▸ TASK REQUIREMENTS: Scan the material below for every line with the string "genom", and copy those lines.

ENTRIES SUPPLIED below:

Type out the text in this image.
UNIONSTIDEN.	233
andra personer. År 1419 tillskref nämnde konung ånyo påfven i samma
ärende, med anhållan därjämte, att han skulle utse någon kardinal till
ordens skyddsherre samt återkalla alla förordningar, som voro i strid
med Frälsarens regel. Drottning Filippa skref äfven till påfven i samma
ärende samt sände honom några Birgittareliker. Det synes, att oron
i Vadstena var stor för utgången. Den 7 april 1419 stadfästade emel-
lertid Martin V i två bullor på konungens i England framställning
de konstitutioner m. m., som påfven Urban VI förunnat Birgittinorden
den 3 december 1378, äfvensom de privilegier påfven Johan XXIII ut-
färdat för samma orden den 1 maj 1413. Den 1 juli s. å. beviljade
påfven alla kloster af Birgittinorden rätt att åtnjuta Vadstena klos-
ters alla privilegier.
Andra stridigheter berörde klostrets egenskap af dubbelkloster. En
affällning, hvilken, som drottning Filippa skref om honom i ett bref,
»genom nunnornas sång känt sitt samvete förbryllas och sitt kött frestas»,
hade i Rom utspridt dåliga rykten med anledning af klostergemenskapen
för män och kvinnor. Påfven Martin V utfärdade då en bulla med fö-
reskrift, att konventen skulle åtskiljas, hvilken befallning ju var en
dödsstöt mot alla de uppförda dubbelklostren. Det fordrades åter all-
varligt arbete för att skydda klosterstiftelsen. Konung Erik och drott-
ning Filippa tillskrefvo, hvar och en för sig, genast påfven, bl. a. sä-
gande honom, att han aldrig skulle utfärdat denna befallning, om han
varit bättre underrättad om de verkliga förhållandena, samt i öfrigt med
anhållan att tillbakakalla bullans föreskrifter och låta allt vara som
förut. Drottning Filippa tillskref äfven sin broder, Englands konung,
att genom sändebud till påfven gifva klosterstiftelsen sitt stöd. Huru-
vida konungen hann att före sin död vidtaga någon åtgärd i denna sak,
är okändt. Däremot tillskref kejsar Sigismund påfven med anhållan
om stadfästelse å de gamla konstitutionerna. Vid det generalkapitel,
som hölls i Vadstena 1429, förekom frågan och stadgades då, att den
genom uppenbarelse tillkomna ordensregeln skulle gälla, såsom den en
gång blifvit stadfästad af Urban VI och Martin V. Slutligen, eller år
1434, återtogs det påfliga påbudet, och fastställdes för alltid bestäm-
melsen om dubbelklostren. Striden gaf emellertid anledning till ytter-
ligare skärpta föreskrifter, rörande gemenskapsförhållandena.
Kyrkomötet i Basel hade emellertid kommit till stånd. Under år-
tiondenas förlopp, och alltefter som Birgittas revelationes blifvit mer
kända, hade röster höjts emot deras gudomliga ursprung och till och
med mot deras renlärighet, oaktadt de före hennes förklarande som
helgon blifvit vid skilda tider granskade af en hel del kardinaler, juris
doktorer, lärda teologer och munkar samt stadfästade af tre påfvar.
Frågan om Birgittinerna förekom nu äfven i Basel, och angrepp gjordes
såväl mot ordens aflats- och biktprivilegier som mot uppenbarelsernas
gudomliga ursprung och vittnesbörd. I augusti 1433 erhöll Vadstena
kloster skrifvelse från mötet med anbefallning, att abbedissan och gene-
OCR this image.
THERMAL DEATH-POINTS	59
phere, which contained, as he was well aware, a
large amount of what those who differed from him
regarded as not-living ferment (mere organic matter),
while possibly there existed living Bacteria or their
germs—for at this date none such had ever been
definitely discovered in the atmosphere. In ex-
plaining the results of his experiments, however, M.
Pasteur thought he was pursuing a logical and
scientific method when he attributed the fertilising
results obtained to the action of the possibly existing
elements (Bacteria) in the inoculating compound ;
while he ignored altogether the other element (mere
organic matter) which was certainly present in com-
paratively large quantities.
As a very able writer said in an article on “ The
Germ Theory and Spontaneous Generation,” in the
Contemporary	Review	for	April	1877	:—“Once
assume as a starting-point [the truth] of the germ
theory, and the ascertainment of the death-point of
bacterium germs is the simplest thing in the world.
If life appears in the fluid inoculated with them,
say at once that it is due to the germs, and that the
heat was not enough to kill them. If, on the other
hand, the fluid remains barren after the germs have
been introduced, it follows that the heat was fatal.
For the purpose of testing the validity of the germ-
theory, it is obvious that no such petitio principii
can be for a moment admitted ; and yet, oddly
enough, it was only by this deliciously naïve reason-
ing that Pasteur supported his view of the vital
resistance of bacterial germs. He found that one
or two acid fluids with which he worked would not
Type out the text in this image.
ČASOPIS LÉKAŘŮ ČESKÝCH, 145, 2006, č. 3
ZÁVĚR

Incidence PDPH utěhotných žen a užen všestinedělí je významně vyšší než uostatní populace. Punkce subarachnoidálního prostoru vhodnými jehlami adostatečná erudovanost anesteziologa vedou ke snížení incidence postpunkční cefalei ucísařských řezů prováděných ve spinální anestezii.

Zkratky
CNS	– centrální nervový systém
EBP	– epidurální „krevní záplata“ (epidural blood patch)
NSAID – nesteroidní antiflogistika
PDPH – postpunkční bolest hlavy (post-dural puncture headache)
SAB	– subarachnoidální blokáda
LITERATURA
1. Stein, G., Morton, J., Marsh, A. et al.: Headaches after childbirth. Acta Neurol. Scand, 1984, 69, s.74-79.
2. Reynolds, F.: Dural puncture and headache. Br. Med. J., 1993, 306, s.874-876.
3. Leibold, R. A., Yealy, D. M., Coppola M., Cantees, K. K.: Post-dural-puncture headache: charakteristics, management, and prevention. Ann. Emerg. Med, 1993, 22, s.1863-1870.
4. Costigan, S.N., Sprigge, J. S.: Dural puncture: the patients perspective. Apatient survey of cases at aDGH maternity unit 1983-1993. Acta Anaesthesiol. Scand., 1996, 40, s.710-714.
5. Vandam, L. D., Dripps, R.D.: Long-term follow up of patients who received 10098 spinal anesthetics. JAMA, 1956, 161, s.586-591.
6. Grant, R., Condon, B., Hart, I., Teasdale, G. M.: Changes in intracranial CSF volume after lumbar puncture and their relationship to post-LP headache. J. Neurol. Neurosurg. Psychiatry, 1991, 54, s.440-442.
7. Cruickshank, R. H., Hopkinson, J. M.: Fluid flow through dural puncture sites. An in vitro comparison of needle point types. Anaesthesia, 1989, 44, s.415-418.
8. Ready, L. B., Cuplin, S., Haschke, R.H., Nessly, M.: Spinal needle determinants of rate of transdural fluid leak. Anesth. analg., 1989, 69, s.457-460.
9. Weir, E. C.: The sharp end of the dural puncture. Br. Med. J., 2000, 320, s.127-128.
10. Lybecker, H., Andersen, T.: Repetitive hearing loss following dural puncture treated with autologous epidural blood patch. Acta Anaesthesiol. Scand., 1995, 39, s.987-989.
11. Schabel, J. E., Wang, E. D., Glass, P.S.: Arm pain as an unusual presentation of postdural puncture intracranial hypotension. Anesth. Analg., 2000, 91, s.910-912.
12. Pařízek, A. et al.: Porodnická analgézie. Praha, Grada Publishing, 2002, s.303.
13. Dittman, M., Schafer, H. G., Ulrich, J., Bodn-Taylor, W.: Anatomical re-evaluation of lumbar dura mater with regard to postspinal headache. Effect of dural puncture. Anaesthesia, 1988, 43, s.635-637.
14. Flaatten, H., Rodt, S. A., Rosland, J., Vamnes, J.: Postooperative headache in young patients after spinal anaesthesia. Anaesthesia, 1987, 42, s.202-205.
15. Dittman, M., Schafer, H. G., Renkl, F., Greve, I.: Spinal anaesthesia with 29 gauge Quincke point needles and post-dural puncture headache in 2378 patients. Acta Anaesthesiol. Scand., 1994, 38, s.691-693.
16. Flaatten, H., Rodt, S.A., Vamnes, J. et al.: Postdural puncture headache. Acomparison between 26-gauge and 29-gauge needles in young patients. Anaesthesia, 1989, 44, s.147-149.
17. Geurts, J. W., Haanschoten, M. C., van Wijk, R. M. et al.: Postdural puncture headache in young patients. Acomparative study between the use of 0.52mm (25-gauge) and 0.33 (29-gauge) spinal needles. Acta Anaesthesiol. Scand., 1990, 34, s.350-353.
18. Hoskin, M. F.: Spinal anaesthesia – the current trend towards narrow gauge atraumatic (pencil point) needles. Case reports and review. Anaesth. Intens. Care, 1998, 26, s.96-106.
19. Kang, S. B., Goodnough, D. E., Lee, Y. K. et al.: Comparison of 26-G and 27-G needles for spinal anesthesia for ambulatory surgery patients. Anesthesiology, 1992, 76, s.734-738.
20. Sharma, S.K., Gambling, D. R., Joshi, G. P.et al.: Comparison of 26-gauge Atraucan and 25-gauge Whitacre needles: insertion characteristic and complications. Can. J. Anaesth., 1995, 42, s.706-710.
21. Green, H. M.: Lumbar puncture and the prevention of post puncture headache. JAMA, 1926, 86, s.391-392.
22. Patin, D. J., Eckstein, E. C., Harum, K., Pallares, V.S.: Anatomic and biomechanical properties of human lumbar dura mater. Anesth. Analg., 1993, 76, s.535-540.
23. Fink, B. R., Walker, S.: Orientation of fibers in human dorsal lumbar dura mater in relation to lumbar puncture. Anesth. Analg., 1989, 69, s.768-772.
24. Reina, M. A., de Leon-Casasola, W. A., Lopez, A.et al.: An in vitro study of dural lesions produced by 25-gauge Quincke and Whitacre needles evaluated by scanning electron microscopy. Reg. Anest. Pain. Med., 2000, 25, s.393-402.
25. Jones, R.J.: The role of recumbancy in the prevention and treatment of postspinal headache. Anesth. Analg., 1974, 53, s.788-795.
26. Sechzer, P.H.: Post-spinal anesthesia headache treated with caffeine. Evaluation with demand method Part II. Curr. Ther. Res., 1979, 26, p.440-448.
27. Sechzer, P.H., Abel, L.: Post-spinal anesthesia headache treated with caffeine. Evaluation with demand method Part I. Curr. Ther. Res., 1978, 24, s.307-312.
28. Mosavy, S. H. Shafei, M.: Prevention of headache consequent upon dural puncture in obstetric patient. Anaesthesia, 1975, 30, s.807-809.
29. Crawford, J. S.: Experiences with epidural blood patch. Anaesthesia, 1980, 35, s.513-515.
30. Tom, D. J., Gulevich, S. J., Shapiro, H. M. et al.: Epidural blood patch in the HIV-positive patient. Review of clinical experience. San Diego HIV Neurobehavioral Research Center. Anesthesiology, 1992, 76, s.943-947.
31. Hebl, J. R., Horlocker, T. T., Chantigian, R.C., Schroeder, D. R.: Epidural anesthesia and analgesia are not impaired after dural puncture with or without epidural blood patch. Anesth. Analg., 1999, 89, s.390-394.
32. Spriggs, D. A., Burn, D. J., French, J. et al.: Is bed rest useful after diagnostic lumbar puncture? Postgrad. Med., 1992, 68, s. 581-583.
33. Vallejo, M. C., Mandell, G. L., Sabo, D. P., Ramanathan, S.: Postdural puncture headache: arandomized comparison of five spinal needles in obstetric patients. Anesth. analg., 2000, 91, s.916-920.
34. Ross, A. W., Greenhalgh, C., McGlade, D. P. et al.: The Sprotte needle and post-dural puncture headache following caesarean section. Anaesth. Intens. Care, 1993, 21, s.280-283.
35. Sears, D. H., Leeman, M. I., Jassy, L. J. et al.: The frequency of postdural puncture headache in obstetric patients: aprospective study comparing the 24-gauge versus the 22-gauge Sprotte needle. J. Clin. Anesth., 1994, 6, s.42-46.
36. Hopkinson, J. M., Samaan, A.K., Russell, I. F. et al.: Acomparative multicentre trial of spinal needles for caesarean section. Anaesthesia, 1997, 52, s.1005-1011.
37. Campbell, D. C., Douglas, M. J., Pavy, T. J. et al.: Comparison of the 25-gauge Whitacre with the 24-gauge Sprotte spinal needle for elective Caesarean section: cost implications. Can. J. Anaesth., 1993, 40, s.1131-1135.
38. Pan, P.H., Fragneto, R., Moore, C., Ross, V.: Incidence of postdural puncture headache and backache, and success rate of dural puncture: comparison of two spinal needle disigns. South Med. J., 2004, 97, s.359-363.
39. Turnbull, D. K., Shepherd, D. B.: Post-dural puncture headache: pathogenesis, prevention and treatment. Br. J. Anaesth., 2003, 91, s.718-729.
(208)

End of ENTRIES SUPPLIED.

▸ RESPONSE TO THE TASK:
»genom nunnornas sång känt sitt samvete förbryllas och sitt kött frestas»,
att genom sändebud till påfven gifva klosterstiftelsen sitt stöd. Huru-
genom uppenbarelse tillkomna ordensregeln skulle gälla, såsom den en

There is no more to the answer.